EXERCISE AIM =>
Copy each line holding the string "podręcznych".

MATERIALS PROVIDED =>
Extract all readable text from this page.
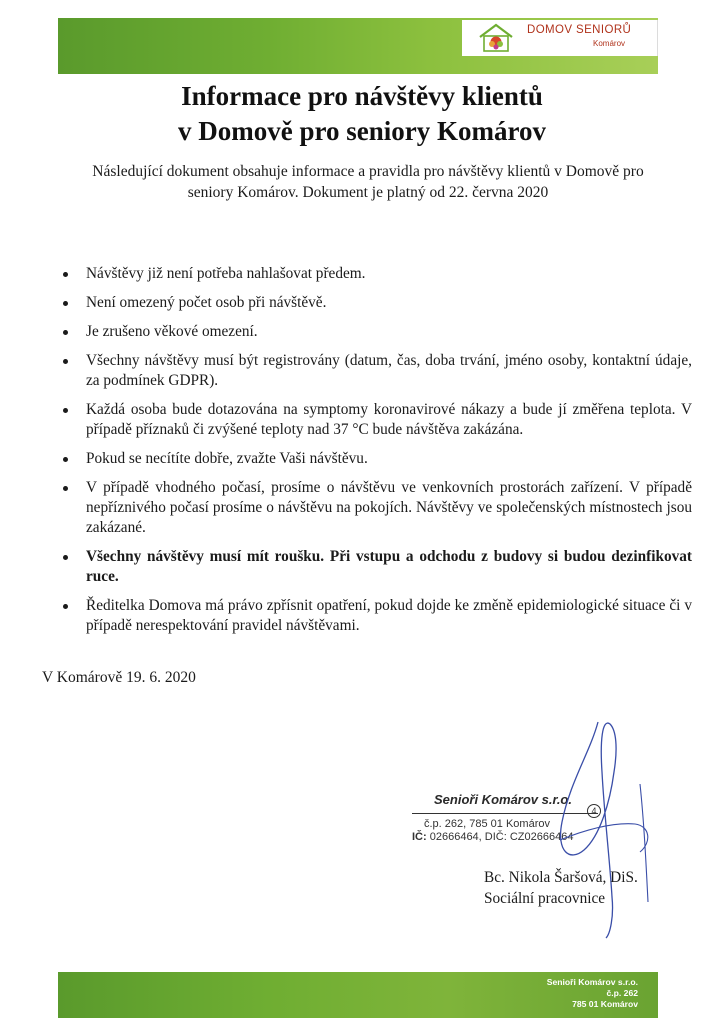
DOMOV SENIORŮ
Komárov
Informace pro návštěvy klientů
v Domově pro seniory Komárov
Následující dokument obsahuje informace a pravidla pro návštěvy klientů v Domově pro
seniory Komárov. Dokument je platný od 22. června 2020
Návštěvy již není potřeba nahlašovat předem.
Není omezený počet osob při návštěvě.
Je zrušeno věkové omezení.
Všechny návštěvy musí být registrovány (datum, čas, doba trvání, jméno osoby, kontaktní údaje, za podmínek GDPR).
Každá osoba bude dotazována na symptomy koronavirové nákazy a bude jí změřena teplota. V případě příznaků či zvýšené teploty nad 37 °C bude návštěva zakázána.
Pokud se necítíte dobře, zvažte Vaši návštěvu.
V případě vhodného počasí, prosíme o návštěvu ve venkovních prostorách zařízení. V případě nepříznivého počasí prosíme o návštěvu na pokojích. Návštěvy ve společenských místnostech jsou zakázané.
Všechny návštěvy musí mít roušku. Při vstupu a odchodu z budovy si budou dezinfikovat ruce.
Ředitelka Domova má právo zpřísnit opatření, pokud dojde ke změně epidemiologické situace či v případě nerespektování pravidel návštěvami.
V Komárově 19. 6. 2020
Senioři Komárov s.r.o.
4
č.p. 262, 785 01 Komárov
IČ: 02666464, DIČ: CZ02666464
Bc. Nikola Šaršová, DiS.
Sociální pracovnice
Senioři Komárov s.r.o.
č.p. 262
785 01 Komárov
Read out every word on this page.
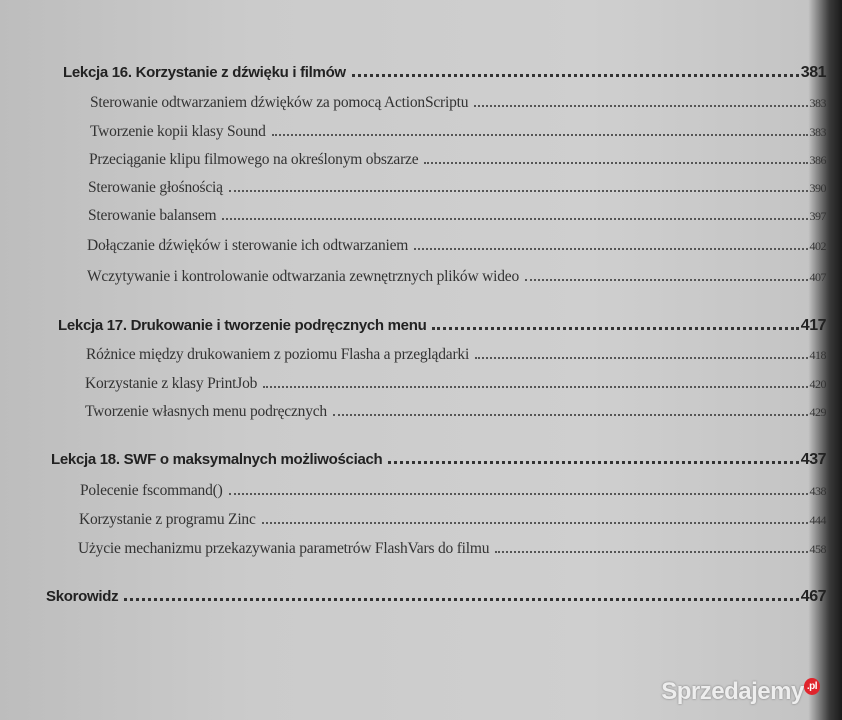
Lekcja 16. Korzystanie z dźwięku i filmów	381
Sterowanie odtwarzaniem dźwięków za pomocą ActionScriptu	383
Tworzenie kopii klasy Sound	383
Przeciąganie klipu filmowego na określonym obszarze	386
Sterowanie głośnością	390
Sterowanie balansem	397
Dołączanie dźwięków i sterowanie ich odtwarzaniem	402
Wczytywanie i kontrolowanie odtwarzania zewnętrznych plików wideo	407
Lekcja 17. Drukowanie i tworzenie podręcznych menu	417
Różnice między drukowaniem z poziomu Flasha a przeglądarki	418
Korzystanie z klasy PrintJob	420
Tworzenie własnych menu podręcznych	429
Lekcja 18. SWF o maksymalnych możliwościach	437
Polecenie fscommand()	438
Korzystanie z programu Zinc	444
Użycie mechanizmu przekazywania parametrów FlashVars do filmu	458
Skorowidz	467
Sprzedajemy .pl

--

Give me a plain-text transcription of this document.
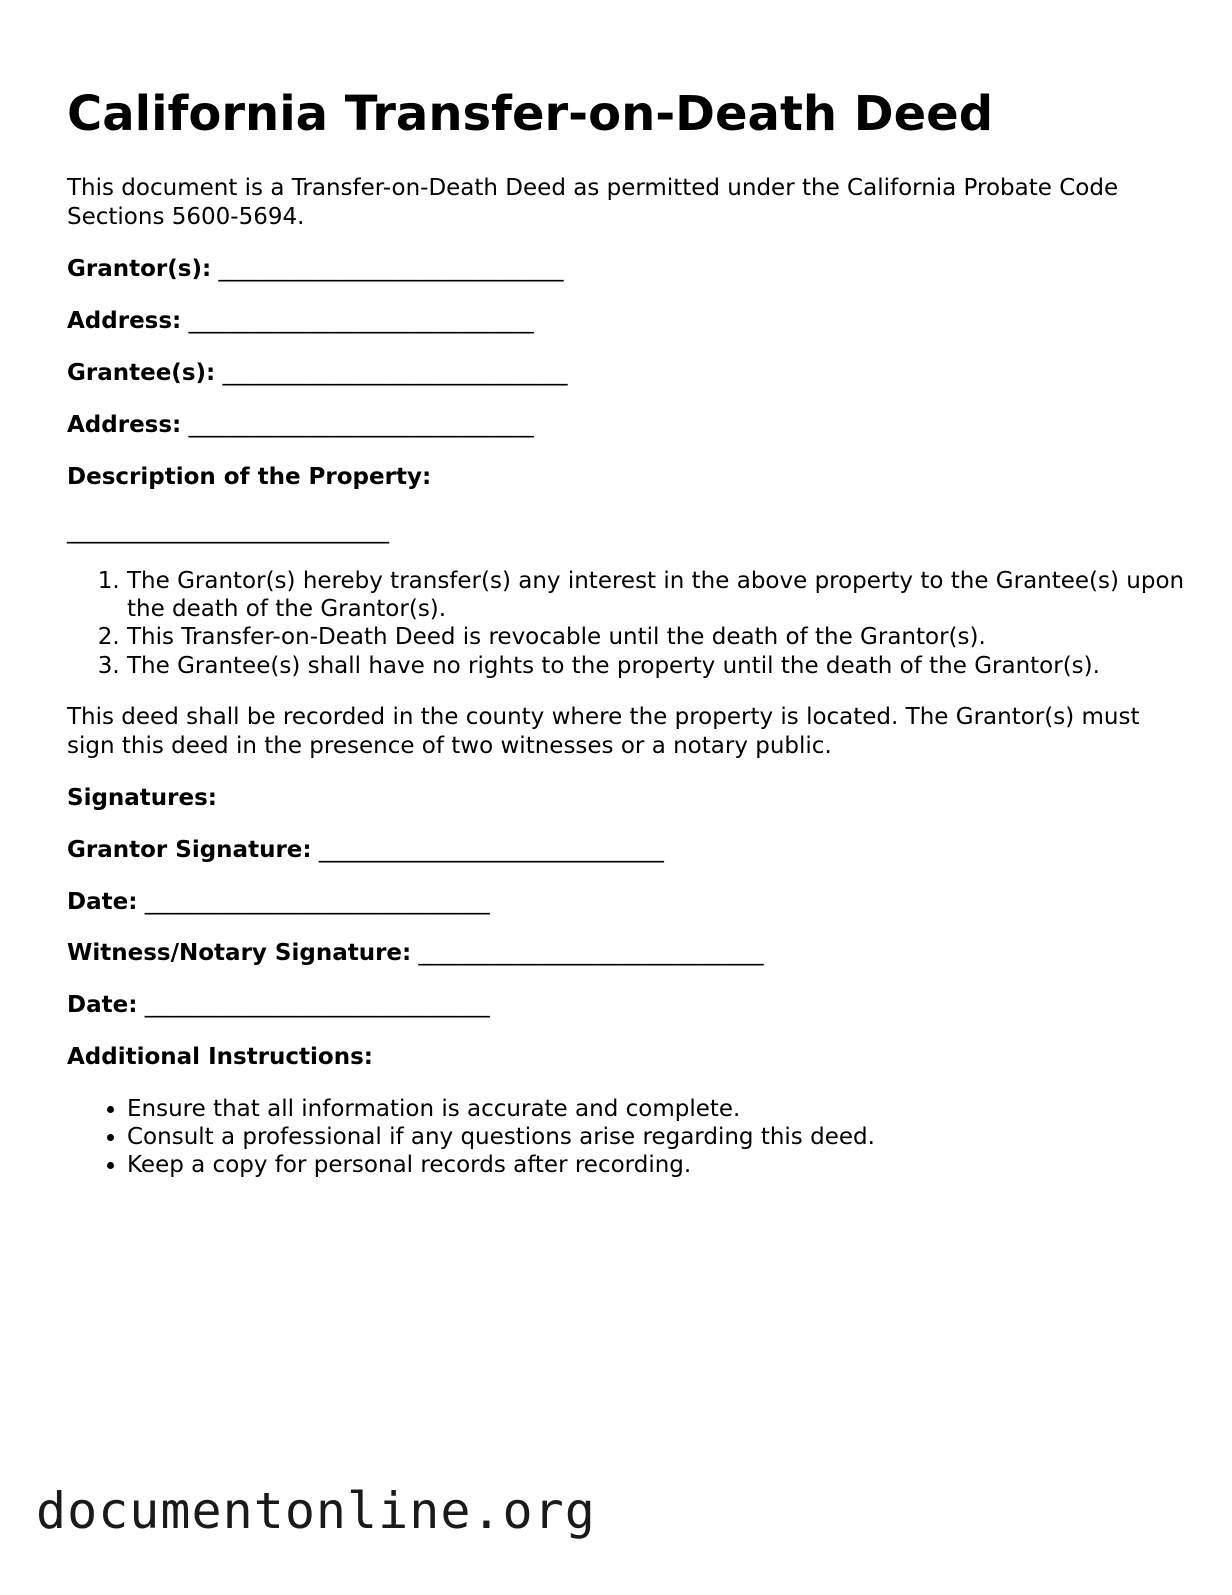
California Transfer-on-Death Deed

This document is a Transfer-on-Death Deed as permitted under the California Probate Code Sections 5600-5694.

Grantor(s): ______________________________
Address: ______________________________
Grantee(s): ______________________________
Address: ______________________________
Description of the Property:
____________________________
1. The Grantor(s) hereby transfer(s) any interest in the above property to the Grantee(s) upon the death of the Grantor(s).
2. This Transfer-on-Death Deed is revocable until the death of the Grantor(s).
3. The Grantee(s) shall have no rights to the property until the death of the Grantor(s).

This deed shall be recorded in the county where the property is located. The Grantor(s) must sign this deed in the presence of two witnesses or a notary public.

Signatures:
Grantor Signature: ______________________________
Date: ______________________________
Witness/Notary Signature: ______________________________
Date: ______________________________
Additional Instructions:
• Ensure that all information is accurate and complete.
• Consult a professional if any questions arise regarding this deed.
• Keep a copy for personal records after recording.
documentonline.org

ANSWER TO THIS EXERCISE =>
Lekcja 17. Drukowanie i tworzenie podręcznych menu	417
Tworzenie własnych menu podręcznych	429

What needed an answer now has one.